## START
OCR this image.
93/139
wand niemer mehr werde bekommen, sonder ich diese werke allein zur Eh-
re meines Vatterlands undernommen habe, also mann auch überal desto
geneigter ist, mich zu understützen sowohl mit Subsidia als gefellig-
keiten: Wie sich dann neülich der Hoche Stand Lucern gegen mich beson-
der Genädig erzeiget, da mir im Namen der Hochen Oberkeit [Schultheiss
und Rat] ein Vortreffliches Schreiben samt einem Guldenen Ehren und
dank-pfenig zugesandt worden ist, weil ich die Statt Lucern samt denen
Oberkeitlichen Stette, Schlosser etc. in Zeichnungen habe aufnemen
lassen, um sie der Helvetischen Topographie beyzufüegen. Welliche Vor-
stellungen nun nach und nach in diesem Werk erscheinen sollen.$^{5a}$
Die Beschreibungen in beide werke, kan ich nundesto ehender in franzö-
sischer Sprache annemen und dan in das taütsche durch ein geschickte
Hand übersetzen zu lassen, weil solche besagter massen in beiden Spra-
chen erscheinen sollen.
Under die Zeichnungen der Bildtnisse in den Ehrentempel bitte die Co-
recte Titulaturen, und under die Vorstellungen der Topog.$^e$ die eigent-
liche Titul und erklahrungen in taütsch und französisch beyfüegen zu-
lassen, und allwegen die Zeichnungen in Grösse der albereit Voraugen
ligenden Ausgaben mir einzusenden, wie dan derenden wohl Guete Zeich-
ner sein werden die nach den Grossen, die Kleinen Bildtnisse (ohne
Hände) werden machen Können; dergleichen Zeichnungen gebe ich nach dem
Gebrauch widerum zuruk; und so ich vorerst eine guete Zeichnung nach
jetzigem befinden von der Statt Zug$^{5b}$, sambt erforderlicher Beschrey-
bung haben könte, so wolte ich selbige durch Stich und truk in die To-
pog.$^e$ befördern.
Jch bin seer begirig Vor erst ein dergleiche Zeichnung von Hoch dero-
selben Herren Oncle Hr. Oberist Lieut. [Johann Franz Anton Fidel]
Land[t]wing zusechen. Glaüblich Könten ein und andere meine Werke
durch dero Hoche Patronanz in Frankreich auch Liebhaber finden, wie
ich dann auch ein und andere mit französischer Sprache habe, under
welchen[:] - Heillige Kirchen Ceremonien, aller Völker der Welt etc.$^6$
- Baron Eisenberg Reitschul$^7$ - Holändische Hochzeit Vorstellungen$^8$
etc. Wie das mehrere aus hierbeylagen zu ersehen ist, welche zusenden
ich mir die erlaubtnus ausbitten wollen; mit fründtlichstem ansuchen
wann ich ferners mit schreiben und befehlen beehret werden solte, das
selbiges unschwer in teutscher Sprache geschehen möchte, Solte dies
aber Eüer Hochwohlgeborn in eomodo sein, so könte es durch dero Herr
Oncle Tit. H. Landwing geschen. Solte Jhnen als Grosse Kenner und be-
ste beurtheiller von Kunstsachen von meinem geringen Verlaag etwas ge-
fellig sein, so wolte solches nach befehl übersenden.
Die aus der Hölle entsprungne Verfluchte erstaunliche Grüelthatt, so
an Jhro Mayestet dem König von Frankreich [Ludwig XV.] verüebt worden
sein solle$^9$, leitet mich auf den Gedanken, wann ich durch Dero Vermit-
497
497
## END
**Exercise requirements:** Nothing should be changed: write out all of the data as is.

**Full output:**
OCR this image.
93/139
wand niemer mehr werde bekommen, sonder ich diese werke allein zur Eh-
re meines Vatterlands undernommen habe, also mann auch überal desto
geneigter ist, mich zu understützen sowohl mit Subsidia als gefellig-
keiten: Wie sich dann neülich der Hoche Stand Lucern gegen mich beson-
der Genädig erzeiget, da mir im Namen der Hochen Oberkeit [Schultheiss
und Rat] ein Vortreffliches Schreiben samt einem Guldenen Ehren und
dank-pfenig zugesandt worden ist, weil ich die Statt Lucern samt denen
Oberkeitlichen Stette, Schlosser etc. in Zeichnungen habe aufnemen
lassen, um sie der Helvetischen Topographie beyzufüegen. Welliche Vor-
stellungen nun nach und nach in diesem Werk erscheinen sollen.$^{5a}$
Die Beschreibungen in beide werke, kan ich nundesto ehender in franzö-
sischer Sprache annemen und dan in das taütsche durch ein geschickte
Hand übersetzen zu lassen, weil solche besagter massen in beiden Spra-
chen erscheinen sollen.
Under die Zeichnungen der Bildtnisse in den Ehrentempel bitte die Co-
recte Titulaturen, und under die Vorstellungen der Topog.$^e$ die eigent-
liche Titul und erklahrungen in taütsch und französisch beyfüegen zu-
lassen, und allwegen die Zeichnungen in Grösse der albereit Voraugen
ligenden Ausgaben mir einzusenden, wie dan derenden wohl Guete Zeich-
ner sein werden die nach den Grossen, die Kleinen Bildtnisse (ohne
Hände) werden machen Können; dergleichen Zeichnungen gebe ich nach dem
Gebrauch widerum zuruk; und so ich vorerst eine guete Zeichnung nach
jetzigem befinden von der Statt Zug$^{5b}$, sambt erforderlicher Beschrey-
bung haben könte, so wolte ich selbige durch Stich und truk in die To-
pog.$^e$ befördern.
Jch bin seer begirig Vor erst ein dergleiche Zeichnung von Hoch dero-
selben Herren Oncle Hr. Oberist Lieut. [Johann Franz Anton Fidel]
Land[t]wing zusechen. Glaüblich Könten ein und andere meine Werke
durch dero Hoche Patronanz in Frankreich auch Liebhaber finden, wie
ich dann auch ein und andere mit französischer Sprache habe, under
welchen[:] - Heillige Kirchen Ceremonien, aller Völker der Welt etc.$^6$
- Baron Eisenberg Reitschul$^7$ - Holändische Hochzeit Vorstellungen$^8$
etc. Wie das mehrere aus hierbeylagen zu ersehen ist, welche zusenden
ich mir die erlaubtnus ausbitten wollen; mit fründtlichstem ansuchen
wann ich ferners mit schreiben und befehlen beehret werden solte, das
selbiges unschwer in teutscher Sprache geschehen möchte, Solte dies
aber Eüer Hochwohlgeborn in eomodo sein, so könte es durch dero Herr
Oncle Tit. H. Landwing geschen. Solte Jhnen als Grosse Kenner und be-
ste beurtheiller von Kunstsachen von meinem geringen Verlaag etwas ge-
fellig sein, so wolte solches nach befehl übersenden.
Die aus der Hölle entsprungne Verfluchte erstaunliche Grüelthatt, so
an Jhro Mayestet dem König von Frankreich [Ludwig XV.] verüebt worden
sein solle$^9$, leitet mich auf den Gedanken, wann ich durch Dero Vermit-
497
497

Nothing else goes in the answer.